▸ **Requirement**
Every line that contains the word "Correlation" should be copied out.

Records about charts and figures:
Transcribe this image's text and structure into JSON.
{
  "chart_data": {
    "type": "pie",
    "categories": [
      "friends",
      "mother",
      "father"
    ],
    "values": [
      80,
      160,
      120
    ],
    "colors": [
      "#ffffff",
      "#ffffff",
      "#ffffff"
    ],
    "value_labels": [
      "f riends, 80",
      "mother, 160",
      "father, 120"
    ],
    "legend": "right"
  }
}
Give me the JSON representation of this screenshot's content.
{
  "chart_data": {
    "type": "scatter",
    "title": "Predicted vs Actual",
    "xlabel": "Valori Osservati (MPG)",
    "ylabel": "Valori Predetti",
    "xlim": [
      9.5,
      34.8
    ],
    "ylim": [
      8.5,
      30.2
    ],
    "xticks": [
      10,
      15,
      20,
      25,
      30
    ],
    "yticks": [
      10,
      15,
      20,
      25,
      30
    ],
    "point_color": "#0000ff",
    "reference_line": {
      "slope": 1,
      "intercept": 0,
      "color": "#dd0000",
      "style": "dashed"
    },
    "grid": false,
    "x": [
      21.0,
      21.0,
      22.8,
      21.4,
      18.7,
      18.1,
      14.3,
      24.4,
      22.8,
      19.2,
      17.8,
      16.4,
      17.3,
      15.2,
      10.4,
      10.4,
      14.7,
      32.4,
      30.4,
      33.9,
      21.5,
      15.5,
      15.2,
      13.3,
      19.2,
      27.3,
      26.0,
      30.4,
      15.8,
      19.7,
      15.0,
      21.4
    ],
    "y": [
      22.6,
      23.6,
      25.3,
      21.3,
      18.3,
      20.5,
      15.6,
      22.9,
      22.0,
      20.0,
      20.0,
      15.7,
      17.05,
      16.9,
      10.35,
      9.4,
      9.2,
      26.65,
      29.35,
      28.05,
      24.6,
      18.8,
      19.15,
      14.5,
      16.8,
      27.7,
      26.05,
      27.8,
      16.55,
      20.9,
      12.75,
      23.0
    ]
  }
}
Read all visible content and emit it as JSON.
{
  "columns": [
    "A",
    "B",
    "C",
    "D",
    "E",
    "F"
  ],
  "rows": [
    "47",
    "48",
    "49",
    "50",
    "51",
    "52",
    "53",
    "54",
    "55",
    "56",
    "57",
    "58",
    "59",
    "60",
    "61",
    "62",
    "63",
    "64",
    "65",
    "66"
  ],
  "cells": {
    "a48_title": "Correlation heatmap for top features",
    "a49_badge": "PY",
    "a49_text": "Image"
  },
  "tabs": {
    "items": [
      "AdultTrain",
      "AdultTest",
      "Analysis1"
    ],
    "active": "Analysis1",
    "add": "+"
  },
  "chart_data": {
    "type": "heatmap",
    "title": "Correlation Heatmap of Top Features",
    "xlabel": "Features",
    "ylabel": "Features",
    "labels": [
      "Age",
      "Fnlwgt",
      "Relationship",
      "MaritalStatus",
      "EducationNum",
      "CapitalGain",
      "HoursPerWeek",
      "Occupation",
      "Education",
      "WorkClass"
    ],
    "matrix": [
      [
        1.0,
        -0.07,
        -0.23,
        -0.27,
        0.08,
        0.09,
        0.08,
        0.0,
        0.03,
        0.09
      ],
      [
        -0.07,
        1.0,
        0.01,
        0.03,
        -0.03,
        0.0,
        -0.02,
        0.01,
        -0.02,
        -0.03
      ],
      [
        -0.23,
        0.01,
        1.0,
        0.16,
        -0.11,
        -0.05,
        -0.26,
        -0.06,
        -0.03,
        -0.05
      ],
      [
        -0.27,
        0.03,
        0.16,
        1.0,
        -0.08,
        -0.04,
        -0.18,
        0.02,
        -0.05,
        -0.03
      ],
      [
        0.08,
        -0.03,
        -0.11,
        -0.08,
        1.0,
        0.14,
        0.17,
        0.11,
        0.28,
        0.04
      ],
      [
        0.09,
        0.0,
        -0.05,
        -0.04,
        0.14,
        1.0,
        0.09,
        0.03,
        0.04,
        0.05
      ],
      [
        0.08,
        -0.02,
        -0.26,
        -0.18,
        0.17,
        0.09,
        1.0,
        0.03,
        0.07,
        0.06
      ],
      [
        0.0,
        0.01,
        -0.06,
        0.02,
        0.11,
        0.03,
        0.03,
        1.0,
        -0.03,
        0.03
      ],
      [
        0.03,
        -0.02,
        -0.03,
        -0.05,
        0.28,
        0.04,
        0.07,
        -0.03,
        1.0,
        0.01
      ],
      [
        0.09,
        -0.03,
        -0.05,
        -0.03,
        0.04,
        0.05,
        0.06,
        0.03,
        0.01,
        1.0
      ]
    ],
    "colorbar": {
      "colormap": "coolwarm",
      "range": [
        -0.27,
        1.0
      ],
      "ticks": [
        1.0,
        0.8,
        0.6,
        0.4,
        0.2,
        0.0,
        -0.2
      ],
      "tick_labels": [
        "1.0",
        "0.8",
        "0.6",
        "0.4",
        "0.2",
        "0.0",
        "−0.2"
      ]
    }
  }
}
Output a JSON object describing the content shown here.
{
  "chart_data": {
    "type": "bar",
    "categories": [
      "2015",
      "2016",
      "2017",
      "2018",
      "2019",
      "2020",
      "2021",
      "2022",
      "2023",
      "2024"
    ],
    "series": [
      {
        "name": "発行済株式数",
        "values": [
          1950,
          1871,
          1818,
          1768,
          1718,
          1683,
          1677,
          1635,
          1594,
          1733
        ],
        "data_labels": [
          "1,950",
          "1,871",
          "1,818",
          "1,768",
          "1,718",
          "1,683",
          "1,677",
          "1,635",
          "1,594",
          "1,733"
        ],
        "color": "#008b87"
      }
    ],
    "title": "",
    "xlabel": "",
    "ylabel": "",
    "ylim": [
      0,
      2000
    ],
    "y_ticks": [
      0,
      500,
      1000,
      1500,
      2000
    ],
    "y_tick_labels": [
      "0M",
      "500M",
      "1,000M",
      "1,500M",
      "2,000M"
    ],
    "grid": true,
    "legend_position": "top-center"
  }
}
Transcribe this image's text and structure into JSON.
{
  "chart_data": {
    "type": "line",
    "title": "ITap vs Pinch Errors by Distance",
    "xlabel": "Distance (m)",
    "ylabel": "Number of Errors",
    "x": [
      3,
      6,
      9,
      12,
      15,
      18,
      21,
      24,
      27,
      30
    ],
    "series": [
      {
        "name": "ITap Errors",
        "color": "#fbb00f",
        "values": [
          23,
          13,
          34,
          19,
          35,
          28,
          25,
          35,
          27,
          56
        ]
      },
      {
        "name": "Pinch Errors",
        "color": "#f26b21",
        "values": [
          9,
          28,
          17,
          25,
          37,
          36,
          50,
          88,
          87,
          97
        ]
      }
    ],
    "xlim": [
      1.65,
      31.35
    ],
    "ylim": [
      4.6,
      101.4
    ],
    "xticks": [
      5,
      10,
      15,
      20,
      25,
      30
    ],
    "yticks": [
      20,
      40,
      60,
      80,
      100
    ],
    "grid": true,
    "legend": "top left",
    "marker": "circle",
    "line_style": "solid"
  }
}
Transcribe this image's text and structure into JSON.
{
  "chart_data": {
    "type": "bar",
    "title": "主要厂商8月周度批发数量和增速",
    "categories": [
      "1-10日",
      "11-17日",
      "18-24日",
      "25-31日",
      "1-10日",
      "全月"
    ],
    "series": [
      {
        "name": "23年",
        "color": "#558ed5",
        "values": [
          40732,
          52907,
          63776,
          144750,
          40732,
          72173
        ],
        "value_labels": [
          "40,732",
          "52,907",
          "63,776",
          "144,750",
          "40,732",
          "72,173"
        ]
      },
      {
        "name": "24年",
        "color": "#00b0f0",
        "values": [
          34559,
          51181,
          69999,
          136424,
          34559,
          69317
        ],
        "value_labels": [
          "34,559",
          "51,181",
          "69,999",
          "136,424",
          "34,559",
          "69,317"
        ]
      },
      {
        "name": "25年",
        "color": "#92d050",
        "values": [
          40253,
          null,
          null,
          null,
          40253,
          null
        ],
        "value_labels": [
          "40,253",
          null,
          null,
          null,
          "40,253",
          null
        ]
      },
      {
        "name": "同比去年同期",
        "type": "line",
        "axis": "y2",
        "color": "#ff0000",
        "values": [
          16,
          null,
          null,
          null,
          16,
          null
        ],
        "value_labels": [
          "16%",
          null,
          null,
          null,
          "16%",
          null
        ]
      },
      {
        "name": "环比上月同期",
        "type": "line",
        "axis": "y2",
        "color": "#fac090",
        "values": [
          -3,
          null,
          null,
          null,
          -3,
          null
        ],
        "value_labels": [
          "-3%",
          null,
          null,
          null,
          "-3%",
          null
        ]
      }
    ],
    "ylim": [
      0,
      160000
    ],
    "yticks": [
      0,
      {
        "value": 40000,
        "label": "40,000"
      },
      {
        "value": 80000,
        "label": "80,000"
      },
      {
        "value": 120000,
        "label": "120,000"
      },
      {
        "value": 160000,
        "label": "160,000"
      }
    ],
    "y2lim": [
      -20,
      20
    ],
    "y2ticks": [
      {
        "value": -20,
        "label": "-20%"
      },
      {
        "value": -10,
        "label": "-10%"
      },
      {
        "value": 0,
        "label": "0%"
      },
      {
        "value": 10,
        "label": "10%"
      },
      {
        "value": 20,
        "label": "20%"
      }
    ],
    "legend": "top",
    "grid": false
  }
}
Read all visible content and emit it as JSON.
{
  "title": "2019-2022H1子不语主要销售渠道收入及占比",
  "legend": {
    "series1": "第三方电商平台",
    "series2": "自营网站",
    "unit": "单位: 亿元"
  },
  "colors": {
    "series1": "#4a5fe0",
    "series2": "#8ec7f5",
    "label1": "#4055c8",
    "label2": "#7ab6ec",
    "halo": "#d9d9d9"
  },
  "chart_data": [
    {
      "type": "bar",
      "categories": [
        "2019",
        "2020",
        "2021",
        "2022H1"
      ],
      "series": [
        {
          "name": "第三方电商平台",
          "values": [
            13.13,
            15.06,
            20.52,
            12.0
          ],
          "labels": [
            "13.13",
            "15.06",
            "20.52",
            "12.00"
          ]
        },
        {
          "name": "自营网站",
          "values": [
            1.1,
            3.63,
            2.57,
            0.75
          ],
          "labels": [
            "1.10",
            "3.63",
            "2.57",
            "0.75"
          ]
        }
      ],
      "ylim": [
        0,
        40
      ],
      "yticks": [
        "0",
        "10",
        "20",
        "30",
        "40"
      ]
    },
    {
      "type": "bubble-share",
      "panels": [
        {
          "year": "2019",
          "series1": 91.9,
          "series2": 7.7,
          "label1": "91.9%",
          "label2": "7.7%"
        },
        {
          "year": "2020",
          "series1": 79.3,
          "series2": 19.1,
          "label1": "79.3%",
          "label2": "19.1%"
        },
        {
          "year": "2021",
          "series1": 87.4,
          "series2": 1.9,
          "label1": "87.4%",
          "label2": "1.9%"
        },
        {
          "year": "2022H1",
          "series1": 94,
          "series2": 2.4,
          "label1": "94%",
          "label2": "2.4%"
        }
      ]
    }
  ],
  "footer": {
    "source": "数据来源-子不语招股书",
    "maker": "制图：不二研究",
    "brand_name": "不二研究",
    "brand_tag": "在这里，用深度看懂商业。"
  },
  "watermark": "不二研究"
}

▸ **Answer to this task**
    "a48_title": "Correlation heatmap for top features",
    "title": "Correlation Heatmap of Top Features",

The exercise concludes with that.